§ **To do**: Here are some records; copy every line that holds the word "text".

§ **Material to process**:
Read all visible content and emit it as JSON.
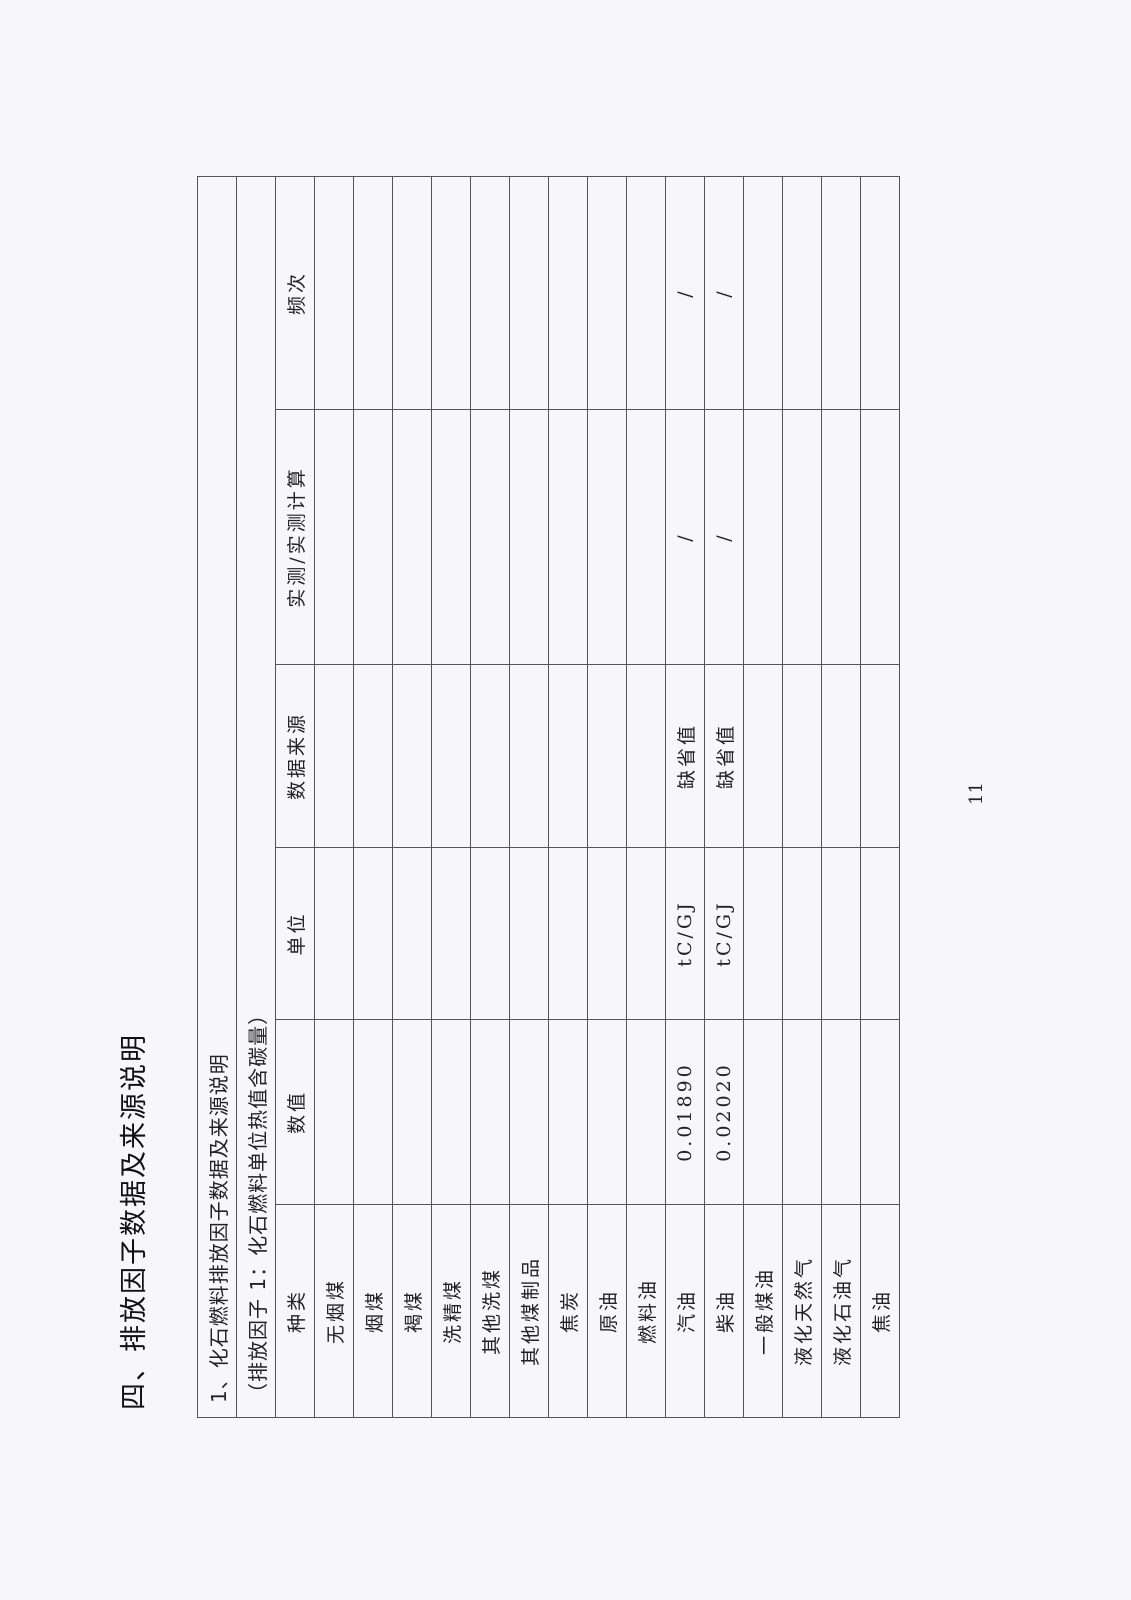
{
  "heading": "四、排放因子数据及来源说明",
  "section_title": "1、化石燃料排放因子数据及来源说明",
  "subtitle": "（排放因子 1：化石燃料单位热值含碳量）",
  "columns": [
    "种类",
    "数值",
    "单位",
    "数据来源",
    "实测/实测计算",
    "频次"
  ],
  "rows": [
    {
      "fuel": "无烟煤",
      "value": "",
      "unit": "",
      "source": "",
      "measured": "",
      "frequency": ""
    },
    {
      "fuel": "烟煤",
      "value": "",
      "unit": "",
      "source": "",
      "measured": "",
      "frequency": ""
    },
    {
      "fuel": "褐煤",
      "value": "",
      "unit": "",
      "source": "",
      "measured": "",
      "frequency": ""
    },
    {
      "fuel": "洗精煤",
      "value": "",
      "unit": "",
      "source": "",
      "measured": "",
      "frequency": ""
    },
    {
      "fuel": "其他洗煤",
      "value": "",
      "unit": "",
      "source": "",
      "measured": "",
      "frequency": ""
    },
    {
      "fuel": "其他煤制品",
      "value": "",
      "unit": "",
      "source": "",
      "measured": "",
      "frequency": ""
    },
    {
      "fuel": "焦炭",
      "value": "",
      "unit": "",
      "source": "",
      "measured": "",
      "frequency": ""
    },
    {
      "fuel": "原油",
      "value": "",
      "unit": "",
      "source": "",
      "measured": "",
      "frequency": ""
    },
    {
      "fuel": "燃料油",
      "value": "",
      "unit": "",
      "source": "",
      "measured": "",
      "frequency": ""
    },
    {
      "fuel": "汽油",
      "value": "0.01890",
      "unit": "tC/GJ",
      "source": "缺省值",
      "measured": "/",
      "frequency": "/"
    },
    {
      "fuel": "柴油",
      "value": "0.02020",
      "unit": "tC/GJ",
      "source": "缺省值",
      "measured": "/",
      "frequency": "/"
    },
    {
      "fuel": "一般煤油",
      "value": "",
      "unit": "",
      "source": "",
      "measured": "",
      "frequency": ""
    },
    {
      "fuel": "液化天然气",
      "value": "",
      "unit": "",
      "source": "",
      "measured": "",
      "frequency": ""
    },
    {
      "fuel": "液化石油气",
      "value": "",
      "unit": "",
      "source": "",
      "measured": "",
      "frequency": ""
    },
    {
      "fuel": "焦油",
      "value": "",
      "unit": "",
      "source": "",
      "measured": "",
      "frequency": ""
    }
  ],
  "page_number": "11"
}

--

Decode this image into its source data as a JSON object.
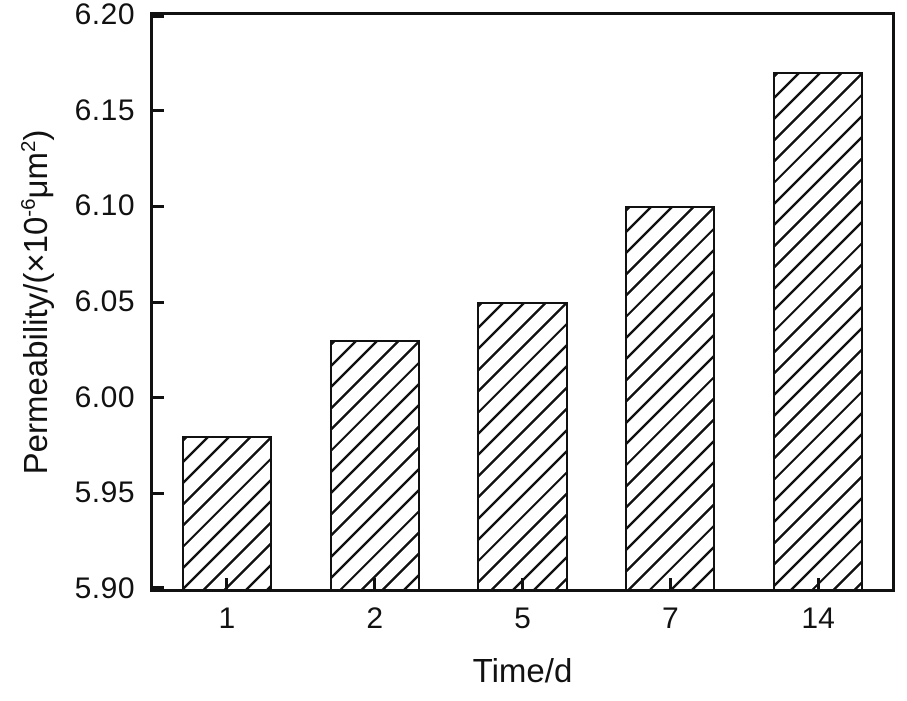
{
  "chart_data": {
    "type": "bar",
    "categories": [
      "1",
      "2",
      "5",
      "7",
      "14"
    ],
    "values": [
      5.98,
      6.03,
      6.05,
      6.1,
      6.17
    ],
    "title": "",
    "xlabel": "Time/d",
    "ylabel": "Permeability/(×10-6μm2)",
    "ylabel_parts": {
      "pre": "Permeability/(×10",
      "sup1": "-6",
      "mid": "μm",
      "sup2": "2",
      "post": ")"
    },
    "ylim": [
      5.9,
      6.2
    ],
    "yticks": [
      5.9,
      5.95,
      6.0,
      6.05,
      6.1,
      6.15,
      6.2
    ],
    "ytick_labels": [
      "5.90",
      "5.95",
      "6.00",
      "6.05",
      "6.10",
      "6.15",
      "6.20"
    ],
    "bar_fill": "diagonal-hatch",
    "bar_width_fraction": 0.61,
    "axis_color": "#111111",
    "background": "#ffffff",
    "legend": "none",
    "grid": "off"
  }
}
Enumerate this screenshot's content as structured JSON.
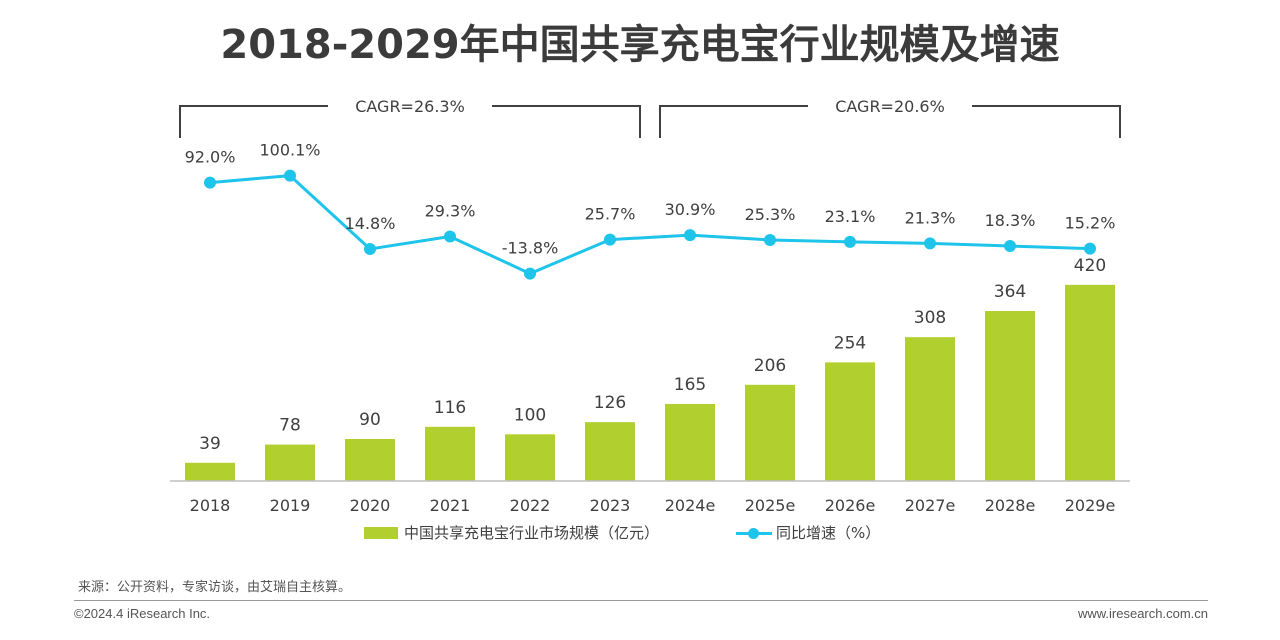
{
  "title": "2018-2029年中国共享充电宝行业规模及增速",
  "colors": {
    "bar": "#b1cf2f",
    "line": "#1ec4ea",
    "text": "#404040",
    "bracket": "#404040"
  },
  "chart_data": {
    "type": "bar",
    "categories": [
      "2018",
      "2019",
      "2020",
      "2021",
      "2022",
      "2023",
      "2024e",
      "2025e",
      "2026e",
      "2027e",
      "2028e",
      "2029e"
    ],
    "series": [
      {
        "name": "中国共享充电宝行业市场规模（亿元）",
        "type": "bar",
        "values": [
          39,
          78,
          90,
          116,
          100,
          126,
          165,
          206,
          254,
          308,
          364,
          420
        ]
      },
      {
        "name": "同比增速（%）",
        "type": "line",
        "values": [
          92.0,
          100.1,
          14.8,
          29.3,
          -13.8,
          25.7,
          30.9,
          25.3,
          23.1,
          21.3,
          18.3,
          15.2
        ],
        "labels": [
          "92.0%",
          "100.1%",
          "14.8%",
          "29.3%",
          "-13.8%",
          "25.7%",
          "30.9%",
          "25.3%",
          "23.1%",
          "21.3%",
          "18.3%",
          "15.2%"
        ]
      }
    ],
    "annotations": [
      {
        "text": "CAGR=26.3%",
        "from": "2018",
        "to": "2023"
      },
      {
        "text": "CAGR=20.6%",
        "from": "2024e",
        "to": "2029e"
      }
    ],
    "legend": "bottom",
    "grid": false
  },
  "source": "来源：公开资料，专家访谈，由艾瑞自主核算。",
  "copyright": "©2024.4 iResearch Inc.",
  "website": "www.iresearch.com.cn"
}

§ **Exercise response**:
    "text": "#404040",
        "text": "CAGR=26.3%",
        "text": "CAGR=20.6%",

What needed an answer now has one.